Quote every entry word for word.

** start of Listing **

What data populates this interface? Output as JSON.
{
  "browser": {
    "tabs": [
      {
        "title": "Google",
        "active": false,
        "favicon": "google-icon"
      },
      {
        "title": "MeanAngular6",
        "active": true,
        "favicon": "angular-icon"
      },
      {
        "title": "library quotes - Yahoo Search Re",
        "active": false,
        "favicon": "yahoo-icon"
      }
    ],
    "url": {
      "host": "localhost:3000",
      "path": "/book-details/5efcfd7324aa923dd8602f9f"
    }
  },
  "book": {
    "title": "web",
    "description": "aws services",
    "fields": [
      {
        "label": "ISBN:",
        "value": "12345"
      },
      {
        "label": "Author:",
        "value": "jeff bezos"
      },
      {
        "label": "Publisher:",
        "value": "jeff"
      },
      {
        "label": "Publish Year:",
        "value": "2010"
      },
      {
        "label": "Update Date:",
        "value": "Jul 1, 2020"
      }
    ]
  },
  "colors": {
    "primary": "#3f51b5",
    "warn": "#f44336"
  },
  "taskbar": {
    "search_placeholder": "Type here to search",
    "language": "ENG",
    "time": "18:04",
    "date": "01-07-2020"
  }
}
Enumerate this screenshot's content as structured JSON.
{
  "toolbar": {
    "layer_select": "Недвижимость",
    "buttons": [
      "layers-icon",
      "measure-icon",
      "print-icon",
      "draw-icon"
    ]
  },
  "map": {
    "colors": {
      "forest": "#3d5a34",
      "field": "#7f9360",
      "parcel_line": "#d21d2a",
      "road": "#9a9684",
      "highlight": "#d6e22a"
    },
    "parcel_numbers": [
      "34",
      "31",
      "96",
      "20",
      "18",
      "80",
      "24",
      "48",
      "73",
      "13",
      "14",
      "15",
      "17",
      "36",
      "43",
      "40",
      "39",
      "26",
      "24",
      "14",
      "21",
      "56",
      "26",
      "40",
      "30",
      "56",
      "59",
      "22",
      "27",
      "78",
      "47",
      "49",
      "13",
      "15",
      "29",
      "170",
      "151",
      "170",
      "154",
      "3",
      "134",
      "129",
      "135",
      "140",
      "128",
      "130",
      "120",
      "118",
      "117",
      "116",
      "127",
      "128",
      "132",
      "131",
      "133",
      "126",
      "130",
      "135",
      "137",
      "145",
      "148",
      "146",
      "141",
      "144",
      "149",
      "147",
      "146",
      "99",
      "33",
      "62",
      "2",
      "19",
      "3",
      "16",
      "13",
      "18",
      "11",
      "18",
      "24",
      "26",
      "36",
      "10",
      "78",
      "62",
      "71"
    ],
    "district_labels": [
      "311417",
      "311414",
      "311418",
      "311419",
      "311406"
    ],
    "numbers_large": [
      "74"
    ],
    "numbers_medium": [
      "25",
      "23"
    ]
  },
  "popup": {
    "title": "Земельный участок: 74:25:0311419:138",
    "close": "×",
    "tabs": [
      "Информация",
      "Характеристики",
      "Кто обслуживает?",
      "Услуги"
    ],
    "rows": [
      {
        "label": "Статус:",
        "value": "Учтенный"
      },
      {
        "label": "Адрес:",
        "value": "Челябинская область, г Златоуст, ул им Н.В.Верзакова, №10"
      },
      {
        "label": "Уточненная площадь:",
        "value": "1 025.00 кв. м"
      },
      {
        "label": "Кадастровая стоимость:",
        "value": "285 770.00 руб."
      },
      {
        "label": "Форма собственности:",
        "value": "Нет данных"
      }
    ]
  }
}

** end of Listing **

▶ [Answer for this exercise]:
What data populates this interface? Output as JSON.
{
  "browser": {
    "tabs": [
      {
        "title": "Google",
        "active": false,
        "favicon": "google-icon"
      },
      {
        "title": "MeanAngular6",
        "active": true,
        "favicon": "angular-icon"
      },
      {
        "title": "library quotes - Yahoo Search Re",
        "active": false,
        "favicon": "yahoo-icon"
      }
    ],
    "url": {
      "host": "localhost:3000",
      "path": "/book-details/5efcfd7324aa923dd8602f9f"
    }
  },
  "book": {
    "title": "web",
    "description": "aws services",
    "fields": [
      {
        "label": "ISBN:",
        "value": "12345"
      },
      {
        "label": "Author:",
        "value": "jeff bezos"
      },
      {
        "label": "Publisher:",
        "value": "jeff"
      },
      {
        "label": "Publish Year:",
        "value": "2010"
      },
      {
        "label": "Update Date:",
        "value": "Jul 1, 2020"
      }
    ]
  },
  "colors": {
    "primary": "#3f51b5",
    "warn": "#f44336"
  },
  "taskbar": {
    "search_placeholder": "Type here to search",
    "language": "ENG",
    "time": "18:04",
    "date": "01-07-2020"
  }
}
Enumerate this screenshot's content as structured JSON.
{
  "toolbar": {
    "layer_select": "Недвижимость",
    "buttons": [
      "layers-icon",
      "measure-icon",
      "print-icon",
      "draw-icon"
    ]
  },
  "map": {
    "colors": {
      "forest": "#3d5a34",
      "field": "#7f9360",
      "parcel_line": "#d21d2a",
      "road": "#9a9684",
      "highlight": "#d6e22a"
    },
    "parcel_numbers": [
      "34",
      "31",
      "96",
      "20",
      "18",
      "80",
      "24",
      "48",
      "73",
      "13",
      "14",
      "15",
      "17",
      "36",
      "43",
      "40",
      "39",
      "26",
      "24",
      "14",
      "21",
      "56",
      "26",
      "40",
      "30",
      "56",
      "59",
      "22",
      "27",
      "78",
      "47",
      "49",
      "13",
      "15",
      "29",
      "170",
      "151",
      "170",
      "154",
      "3",
      "134",
      "129",
      "135",
      "140",
      "128",
      "130",
      "120",
      "118",
      "117",
      "116",
      "127",
      "128",
      "132",
      "131",
      "133",
      "126",
      "130",
      "135",
      "137",
      "145",
      "148",
      "146",
      "141",
      "144",
      "149",
      "147",
      "146",
      "99",
      "33",
      "62",
      "2",
      "19",
      "3",
      "16",
      "13",
      "18",
      "11",
      "18",
      "24",
      "26",
      "36",
      "10",
      "78",
      "62",
      "71"
    ],
    "district_labels": [
      "311417",
      "311414",
      "311418",
      "311419",
      "311406"
    ],
    "numbers_large": [
      "74"
    ],
    "numbers_medium": [
      "25",
      "23"
    ]
  },
  "popup": {
    "title": "Земельный участок: 74:25:0311419:138",
    "close": "×",
    "tabs": [
      "Информация",
      "Характеристики",
      "Кто обслуживает?",
      "Услуги"
    ],
    "rows": [
      {
        "label": "Статус:",
        "value": "Учтенный"
      },
      {
        "label": "Адрес:",
        "value": "Челябинская область, г Златоуст, ул им Н.В.Верзакова, №10"
      },
      {
        "label": "Уточненная площадь:",
        "value": "1 025.00 кв. м"
      },
      {
        "label": "Кадастровая стоимость:",
        "value": "285 770.00 руб."
      },
      {
        "label": "Форма собственности:",
        "value": "Нет данных"
      }
    ]
  }
}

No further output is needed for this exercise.